#### [ENTRIES]
--- --- ---
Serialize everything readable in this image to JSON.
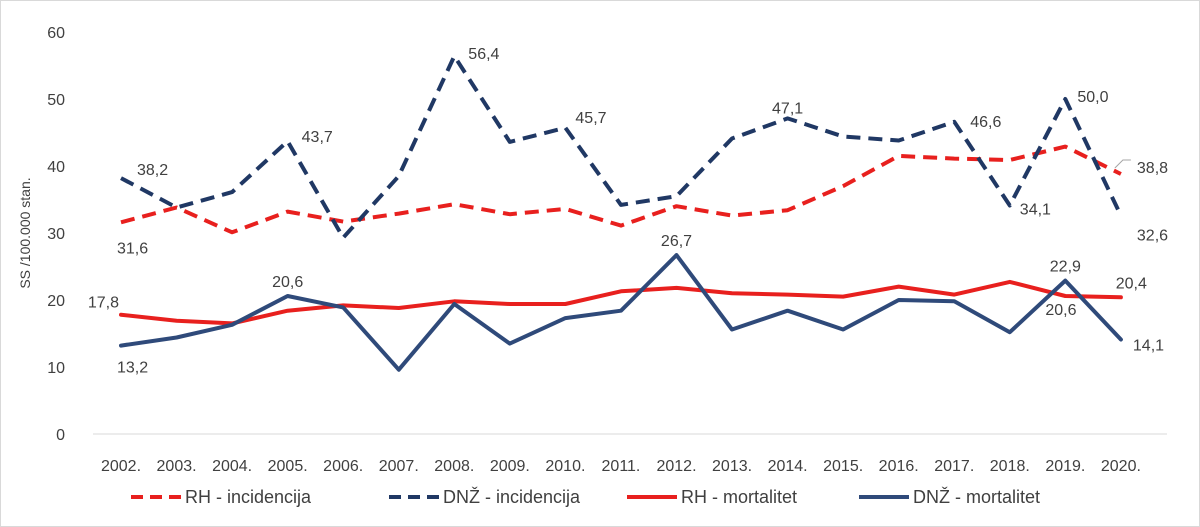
{
  "chart_data": {
    "type": "line",
    "ylabel": "SS /100.000 stan.",
    "ylim": [
      0,
      60
    ],
    "yticks": [
      "0",
      "10",
      "20",
      "30",
      "40",
      "50",
      "60"
    ],
    "categories": [
      "2002.",
      "2003.",
      "2004.",
      "2005.",
      "2006.",
      "2007.",
      "2008.",
      "2009.",
      "2010.",
      "2011.",
      "2012.",
      "2013.",
      "2014.",
      "2015.",
      "2016.",
      "2017.",
      "2018.",
      "2019.",
      "2020."
    ],
    "legend_position": "bottom",
    "grid": false,
    "series": [
      {
        "name": "RH - incidencija",
        "color": "#e8201e",
        "style": "dashed",
        "values": [
          31.6,
          33.8,
          30.1,
          33.2,
          31.7,
          32.9,
          34.3,
          32.8,
          33.6,
          31.1,
          34.0,
          32.6,
          33.4,
          37.0,
          41.5,
          41.1,
          40.9,
          42.9,
          38.8
        ],
        "labels": [
          {
            "index": 0,
            "text": "31,6"
          },
          {
            "index": 18,
            "text": "38,8"
          }
        ]
      },
      {
        "name": "DNŽ - incidencija",
        "color": "#203864",
        "style": "dashed",
        "values": [
          38.2,
          33.8,
          36.1,
          43.7,
          29.3,
          38.5,
          56.4,
          43.6,
          45.7,
          34.2,
          35.5,
          44.1,
          47.1,
          44.4,
          43.8,
          46.6,
          34.1,
          50.0,
          32.6
        ],
        "labels": [
          {
            "index": 0,
            "text": "38,2"
          },
          {
            "index": 3,
            "text": "43,7"
          },
          {
            "index": 6,
            "text": "56,4"
          },
          {
            "index": 8,
            "text": "45,7"
          },
          {
            "index": 12,
            "text": "47,1"
          },
          {
            "index": 15,
            "text": "46,6"
          },
          {
            "index": 16,
            "text": "34,1"
          },
          {
            "index": 17,
            "text": "50,0"
          },
          {
            "index": 18,
            "text": "32,6"
          }
        ]
      },
      {
        "name": "RH - mortalitet",
        "color": "#e8201e",
        "style": "solid",
        "values": [
          17.8,
          16.9,
          16.5,
          18.4,
          19.2,
          18.8,
          19.8,
          19.4,
          19.4,
          21.3,
          21.8,
          21.0,
          20.8,
          20.5,
          22.0,
          20.8,
          22.7,
          20.6,
          20.4
        ],
        "labels": [
          {
            "index": 0,
            "text": "17,8"
          },
          {
            "index": 17,
            "text": "20,6"
          },
          {
            "index": 18,
            "text": "20,4"
          }
        ]
      },
      {
        "name": "DNŽ - mortalitet",
        "color": "#2f4a7a",
        "style": "solid",
        "values": [
          13.2,
          14.4,
          16.3,
          20.6,
          18.9,
          9.6,
          19.4,
          13.5,
          17.3,
          18.4,
          26.7,
          15.6,
          18.4,
          15.6,
          20.0,
          19.8,
          15.2,
          22.9,
          14.1
        ],
        "labels": [
          {
            "index": 0,
            "text": "13,2"
          },
          {
            "index": 3,
            "text": "20,6"
          },
          {
            "index": 12,
            "text": ""
          },
          {
            "index": 10,
            "text": "26,7"
          },
          {
            "index": 17,
            "text": "22,9"
          },
          {
            "index": 18,
            "text": "14,1"
          }
        ]
      }
    ]
  }
}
--- --- ---
#### [EXERCISE DIRECTIONS]
In the records above, find each line holding "mortalitet" and copy it.

#### [WRITTEN RESPONSE]
        "name": "RH - mortalitet",
        "name": "DNŽ - mortalitet",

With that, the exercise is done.